• TASK INSTRUCTIONS:
Search the material for the string "为党分忧政治责任", then report how many lines hold it, with no other text.

################

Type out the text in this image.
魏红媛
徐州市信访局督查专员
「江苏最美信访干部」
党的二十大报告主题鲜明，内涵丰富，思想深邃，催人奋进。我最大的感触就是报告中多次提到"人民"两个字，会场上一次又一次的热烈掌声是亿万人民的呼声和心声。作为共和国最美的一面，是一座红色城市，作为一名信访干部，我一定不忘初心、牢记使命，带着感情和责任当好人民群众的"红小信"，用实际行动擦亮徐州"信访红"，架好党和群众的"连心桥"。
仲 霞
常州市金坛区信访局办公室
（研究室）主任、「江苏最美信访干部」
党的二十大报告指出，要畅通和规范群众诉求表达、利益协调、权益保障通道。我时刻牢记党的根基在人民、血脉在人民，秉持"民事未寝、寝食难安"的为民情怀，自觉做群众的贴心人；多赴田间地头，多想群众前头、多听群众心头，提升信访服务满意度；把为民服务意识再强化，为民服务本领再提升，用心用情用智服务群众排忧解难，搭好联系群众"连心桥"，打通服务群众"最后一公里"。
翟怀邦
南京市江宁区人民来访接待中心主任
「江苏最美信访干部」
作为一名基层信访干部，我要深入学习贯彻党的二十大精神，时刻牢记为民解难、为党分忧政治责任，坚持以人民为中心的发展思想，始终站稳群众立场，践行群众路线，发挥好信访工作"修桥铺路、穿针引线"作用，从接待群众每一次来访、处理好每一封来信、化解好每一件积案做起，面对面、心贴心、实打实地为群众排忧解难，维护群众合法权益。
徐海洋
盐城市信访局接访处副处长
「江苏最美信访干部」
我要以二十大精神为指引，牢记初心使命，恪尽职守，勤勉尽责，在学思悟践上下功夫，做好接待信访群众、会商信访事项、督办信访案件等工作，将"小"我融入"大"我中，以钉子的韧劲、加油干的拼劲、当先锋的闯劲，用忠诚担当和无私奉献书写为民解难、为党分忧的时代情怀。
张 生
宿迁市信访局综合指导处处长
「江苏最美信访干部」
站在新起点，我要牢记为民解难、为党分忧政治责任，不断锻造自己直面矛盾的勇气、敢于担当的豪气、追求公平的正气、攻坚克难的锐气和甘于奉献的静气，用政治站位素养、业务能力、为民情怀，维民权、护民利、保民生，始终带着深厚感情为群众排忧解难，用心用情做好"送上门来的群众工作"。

################

• TASK ANSWER:
2